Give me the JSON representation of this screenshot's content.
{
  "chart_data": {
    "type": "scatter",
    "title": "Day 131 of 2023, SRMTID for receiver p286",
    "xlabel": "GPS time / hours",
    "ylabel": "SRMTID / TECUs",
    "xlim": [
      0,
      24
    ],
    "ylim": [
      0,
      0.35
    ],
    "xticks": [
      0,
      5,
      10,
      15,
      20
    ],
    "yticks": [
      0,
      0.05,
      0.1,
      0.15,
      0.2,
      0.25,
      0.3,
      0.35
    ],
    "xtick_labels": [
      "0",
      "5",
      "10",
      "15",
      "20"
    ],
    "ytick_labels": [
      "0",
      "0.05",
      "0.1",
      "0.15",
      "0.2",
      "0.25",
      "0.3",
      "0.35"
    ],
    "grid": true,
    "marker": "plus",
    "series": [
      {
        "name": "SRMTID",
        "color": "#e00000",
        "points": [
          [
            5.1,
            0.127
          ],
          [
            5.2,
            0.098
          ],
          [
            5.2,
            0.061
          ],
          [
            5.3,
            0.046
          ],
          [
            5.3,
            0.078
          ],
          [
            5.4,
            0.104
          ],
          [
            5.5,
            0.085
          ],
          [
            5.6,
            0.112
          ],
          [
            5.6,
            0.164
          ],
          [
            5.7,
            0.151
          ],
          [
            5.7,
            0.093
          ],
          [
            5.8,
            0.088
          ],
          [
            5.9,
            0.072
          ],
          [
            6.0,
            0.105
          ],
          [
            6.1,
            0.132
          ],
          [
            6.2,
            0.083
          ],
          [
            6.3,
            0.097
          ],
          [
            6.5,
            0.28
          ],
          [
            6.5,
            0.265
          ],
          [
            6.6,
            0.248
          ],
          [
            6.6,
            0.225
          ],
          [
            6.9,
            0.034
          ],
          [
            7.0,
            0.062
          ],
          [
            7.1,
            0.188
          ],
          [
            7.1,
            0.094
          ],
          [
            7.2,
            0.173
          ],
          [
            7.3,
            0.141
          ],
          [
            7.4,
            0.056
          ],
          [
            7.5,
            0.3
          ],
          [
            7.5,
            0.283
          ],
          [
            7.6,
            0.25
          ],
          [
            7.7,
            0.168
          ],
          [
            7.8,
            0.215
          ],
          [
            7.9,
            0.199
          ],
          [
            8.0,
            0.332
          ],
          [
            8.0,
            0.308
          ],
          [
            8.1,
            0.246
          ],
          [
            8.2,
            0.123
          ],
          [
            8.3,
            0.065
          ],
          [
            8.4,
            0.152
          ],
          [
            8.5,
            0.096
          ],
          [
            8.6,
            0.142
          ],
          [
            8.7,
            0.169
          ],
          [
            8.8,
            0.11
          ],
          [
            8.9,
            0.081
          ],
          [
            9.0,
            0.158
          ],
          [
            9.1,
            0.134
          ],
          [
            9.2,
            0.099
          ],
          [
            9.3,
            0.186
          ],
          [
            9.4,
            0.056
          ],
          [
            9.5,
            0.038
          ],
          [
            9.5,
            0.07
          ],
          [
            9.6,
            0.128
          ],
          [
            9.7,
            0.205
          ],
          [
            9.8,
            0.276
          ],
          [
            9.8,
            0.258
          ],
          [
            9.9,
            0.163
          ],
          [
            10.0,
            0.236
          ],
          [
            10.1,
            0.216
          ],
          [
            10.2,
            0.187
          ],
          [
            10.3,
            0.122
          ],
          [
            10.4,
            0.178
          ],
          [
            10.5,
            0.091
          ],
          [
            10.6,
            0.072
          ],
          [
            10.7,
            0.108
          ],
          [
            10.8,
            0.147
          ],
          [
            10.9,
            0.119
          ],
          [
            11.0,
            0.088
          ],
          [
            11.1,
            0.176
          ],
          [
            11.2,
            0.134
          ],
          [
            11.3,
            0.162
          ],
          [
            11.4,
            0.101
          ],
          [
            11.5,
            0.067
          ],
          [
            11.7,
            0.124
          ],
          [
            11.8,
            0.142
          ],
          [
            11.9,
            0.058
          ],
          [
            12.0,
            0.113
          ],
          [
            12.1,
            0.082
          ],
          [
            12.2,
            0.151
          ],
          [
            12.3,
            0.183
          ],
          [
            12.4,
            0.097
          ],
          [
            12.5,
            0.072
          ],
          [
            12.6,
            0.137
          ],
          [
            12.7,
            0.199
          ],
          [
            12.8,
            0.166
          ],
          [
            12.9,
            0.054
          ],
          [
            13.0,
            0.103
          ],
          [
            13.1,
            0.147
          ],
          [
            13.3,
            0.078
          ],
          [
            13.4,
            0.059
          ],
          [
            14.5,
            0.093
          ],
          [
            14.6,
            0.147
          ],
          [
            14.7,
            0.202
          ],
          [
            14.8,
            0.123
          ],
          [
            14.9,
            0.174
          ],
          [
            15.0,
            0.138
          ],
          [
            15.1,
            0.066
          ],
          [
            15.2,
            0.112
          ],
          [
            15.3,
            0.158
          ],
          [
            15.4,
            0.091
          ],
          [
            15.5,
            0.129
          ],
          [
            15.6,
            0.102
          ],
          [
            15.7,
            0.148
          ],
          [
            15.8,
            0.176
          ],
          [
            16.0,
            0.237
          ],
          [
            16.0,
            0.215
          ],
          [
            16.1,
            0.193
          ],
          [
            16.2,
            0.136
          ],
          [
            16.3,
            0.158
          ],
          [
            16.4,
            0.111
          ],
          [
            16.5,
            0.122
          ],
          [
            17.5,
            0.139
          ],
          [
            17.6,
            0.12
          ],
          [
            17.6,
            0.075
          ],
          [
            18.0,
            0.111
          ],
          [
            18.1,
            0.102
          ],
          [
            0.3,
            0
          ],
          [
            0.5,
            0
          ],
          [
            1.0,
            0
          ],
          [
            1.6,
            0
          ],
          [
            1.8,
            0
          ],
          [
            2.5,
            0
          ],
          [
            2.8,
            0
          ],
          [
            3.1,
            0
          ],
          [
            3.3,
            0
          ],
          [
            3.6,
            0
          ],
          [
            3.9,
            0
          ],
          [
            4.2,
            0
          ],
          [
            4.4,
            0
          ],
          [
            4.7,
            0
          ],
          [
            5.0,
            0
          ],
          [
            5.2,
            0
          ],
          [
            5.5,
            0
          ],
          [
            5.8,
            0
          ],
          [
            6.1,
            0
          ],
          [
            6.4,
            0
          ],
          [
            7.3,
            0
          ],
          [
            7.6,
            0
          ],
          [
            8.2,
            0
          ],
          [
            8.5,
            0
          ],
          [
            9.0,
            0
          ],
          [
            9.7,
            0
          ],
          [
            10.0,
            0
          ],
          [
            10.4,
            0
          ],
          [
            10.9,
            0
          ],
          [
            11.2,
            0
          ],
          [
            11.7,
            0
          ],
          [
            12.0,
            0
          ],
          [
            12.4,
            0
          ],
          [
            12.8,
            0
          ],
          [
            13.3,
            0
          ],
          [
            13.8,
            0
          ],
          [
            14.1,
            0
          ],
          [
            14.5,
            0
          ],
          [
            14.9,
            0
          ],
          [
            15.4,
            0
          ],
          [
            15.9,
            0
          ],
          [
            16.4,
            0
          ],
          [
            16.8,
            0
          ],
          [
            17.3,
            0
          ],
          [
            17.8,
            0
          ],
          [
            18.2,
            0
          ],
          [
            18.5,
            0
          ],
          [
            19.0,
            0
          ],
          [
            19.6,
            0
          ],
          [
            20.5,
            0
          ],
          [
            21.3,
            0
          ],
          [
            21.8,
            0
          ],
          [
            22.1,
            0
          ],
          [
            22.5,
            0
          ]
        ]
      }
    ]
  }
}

-----

— EXERCISE OBJECTIVE —
Find the word "SRMTID" in the entries above and gather every line that holds it.

— TASK SOLUTION —
    "title": "Day 131 of 2023, SRMTID for receiver p286",
    "ylabel": "SRMTID / TECUs",
        "name": "SRMTID",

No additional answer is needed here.